▸ **Page extract**:

Monday, June 15, 2009

On math, logic, and the simple ability to think and reason

Sorry, no spanking. I was looking in an old text today, and came upon this again. I've always liked this story. Just imagine the reasoning that went into this whole process, and, simply doing the math alone! I know many high school, as well as college students, who still don't get it, even when it's explained how he did it.

In Egypt, around 200 B.C., the Greek Eratosthenes correctly estimated the circumference of the earth.

On the longest day of the year, when at high noon the sun's rays hit the water at the bottom of a deep well in the city of Syene, Eratosthenes measured the length of the shadow of a tall obelisk in the city of Alexandria, which was about 800 km to the north.

Because he knew the distance between the two cities, and the height of the obelisk, he was able to employ the principals of Euclidian geometry to correctly estimate the circumfrence of the earth.

▸ **Dataset rows**:
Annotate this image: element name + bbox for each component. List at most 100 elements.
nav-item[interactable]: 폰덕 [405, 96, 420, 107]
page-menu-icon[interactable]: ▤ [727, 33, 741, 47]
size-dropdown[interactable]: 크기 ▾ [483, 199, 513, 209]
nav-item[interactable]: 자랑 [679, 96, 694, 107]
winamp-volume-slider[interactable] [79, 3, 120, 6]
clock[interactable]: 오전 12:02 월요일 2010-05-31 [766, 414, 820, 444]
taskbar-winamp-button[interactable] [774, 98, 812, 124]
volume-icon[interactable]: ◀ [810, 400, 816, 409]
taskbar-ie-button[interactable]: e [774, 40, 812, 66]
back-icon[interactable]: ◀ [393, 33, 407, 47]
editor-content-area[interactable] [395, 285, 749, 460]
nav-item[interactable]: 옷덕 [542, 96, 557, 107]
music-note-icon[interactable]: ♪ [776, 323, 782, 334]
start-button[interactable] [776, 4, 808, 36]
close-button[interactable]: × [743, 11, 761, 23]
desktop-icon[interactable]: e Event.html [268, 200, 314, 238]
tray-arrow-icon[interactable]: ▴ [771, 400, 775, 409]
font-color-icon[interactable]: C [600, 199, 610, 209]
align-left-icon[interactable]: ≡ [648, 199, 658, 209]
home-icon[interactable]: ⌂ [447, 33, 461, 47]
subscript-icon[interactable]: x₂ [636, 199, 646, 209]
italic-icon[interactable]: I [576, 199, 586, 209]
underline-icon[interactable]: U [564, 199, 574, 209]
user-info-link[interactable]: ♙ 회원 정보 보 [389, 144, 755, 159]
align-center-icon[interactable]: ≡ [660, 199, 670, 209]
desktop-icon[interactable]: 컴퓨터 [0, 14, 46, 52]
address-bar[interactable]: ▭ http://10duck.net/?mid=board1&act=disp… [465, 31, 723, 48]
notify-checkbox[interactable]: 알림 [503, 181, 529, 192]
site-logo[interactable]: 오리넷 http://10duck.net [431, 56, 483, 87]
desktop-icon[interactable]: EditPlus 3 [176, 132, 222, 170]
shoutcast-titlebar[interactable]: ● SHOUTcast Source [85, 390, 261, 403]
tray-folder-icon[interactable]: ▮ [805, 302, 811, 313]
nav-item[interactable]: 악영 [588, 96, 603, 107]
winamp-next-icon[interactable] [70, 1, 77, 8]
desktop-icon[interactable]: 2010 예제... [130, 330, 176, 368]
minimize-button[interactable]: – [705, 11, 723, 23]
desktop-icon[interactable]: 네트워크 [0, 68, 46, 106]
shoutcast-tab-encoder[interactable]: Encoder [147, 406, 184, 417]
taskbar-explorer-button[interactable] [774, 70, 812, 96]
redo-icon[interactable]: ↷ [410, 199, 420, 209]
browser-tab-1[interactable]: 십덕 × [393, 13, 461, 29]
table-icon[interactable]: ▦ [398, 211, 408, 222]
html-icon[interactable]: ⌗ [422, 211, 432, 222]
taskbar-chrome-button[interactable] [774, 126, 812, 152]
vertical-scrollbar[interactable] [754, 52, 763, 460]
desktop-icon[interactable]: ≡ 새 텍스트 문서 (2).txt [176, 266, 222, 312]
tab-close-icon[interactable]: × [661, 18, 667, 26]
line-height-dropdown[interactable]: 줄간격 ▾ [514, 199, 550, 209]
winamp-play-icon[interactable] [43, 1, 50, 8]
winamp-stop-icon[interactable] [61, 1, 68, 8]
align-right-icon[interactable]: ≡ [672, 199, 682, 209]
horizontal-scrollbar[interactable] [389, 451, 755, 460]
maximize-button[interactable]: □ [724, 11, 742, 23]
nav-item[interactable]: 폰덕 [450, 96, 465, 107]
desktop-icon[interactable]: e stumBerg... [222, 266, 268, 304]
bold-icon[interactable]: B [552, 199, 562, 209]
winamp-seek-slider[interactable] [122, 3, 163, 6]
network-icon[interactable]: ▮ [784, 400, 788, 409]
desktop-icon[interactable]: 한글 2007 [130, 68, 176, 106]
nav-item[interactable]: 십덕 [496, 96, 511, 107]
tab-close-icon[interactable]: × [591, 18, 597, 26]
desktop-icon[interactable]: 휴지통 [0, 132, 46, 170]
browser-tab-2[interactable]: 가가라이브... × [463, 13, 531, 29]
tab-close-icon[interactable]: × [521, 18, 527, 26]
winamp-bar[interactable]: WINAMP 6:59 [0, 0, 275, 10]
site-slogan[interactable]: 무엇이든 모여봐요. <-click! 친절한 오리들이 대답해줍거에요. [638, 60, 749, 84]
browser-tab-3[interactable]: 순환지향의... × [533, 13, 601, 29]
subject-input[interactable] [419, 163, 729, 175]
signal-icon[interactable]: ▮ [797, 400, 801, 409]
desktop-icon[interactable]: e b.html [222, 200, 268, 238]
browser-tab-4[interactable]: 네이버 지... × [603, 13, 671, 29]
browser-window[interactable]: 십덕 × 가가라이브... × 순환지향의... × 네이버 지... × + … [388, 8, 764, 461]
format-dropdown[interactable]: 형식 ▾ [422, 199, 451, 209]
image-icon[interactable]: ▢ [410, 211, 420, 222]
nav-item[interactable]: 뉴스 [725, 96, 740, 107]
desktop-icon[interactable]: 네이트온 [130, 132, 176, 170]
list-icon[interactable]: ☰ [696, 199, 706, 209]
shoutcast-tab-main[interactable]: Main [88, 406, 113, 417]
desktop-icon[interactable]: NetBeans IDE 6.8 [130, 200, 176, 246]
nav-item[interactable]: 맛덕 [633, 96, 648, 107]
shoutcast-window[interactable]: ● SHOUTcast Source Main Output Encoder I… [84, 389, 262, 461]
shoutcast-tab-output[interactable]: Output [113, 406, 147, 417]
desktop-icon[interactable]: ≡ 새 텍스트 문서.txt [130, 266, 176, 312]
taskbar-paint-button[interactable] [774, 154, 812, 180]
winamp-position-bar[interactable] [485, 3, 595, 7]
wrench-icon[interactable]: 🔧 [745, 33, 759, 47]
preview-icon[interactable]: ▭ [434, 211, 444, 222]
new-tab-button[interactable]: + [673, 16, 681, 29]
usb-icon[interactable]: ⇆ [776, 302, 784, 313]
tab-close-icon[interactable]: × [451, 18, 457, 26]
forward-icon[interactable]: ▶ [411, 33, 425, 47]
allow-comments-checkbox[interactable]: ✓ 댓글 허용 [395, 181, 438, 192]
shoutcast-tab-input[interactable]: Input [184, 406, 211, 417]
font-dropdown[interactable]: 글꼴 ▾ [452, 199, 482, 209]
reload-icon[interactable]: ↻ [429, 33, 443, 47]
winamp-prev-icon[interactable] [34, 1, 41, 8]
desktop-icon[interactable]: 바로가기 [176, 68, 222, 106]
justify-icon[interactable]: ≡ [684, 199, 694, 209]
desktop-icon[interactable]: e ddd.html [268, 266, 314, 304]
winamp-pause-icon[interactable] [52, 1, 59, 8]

▸ **Your objective**: List every place named in the blog post about Eratosthenes.

▸ **The solution**: Egypt, Syene, Alexandria